*AIM*: Would you return the complete listing below word for word?

Stored data entries
----

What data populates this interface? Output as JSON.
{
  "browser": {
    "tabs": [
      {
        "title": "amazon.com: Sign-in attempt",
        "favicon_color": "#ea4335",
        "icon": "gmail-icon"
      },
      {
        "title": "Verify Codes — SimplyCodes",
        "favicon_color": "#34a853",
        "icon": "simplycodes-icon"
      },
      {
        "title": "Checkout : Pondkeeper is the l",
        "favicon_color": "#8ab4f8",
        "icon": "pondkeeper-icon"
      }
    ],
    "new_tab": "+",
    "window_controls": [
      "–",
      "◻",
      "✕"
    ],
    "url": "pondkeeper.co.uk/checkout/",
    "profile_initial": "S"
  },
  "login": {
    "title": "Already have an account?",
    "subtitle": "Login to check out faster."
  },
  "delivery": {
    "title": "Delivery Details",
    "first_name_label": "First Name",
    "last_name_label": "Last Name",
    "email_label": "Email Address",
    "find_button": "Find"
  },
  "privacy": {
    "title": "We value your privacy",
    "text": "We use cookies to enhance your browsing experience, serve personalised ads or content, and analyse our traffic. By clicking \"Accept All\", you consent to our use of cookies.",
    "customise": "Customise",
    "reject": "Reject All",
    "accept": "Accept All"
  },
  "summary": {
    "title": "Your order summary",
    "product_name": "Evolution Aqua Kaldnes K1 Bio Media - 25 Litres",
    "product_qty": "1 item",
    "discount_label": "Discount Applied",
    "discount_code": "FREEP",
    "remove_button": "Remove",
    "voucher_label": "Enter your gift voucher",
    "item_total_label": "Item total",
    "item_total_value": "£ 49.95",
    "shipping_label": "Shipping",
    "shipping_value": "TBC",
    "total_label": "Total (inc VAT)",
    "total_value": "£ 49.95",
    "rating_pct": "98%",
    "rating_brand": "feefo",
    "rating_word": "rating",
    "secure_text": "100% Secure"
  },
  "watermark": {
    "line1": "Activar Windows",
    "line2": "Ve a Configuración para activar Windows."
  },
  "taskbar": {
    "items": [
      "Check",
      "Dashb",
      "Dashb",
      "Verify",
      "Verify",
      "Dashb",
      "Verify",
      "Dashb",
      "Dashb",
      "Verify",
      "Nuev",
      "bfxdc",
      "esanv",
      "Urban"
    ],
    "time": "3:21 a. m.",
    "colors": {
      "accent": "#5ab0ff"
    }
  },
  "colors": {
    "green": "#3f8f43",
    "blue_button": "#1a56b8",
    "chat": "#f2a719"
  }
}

----

*PROBLEM SOLUTION*:
What data populates this interface? Output as JSON.
{
  "browser": {
    "tabs": [
      {
        "title": "amazon.com: Sign-in attempt",
        "favicon_color": "#ea4335",
        "icon": "gmail-icon"
      },
      {
        "title": "Verify Codes — SimplyCodes",
        "favicon_color": "#34a853",
        "icon": "simplycodes-icon"
      },
      {
        "title": "Checkout : Pondkeeper is the l",
        "favicon_color": "#8ab4f8",
        "icon": "pondkeeper-icon"
      }
    ],
    "new_tab": "+",
    "window_controls": [
      "–",
      "◻",
      "✕"
    ],
    "url": "pondkeeper.co.uk/checkout/",
    "profile_initial": "S"
  },
  "login": {
    "title": "Already have an account?",
    "subtitle": "Login to check out faster."
  },
  "delivery": {
    "title": "Delivery Details",
    "first_name_label": "First Name",
    "last_name_label": "Last Name",
    "email_label": "Email Address",
    "find_button": "Find"
  },
  "privacy": {
    "title": "We value your privacy",
    "text": "We use cookies to enhance your browsing experience, serve personalised ads or content, and analyse our traffic. By clicking \"Accept All\", you consent to our use of cookies.",
    "customise": "Customise",
    "reject": "Reject All",
    "accept": "Accept All"
  },
  "summary": {
    "title": "Your order summary",
    "product_name": "Evolution Aqua Kaldnes K1 Bio Media - 25 Litres",
    "product_qty": "1 item",
    "discount_label": "Discount Applied",
    "discount_code": "FREEP",
    "remove_button": "Remove",
    "voucher_label": "Enter your gift voucher",
    "item_total_label": "Item total",
    "item_total_value": "£ 49.95",
    "shipping_label": "Shipping",
    "shipping_value": "TBC",
    "total_label": "Total (inc VAT)",
    "total_value": "£ 49.95",
    "rating_pct": "98%",
    "rating_brand": "feefo",
    "rating_word": "rating",
    "secure_text": "100% Secure"
  },
  "watermark": {
    "line1": "Activar Windows",
    "line2": "Ve a Configuración para activar Windows."
  },
  "taskbar": {
    "items": [
      "Check",
      "Dashb",
      "Dashb",
      "Verify",
      "Verify",
      "Dashb",
      "Verify",
      "Dashb",
      "Dashb",
      "Verify",
      "Nuev",
      "bfxdc",
      "esanv",
      "Urban"
    ],
    "time": "3:21 a. m.",
    "colors": {
      "accent": "#5ab0ff"
    }
  },
  "colors": {
    "green": "#3f8f43",
    "blue_button": "#1a56b8",
    "chat": "#f2a719"
  }
}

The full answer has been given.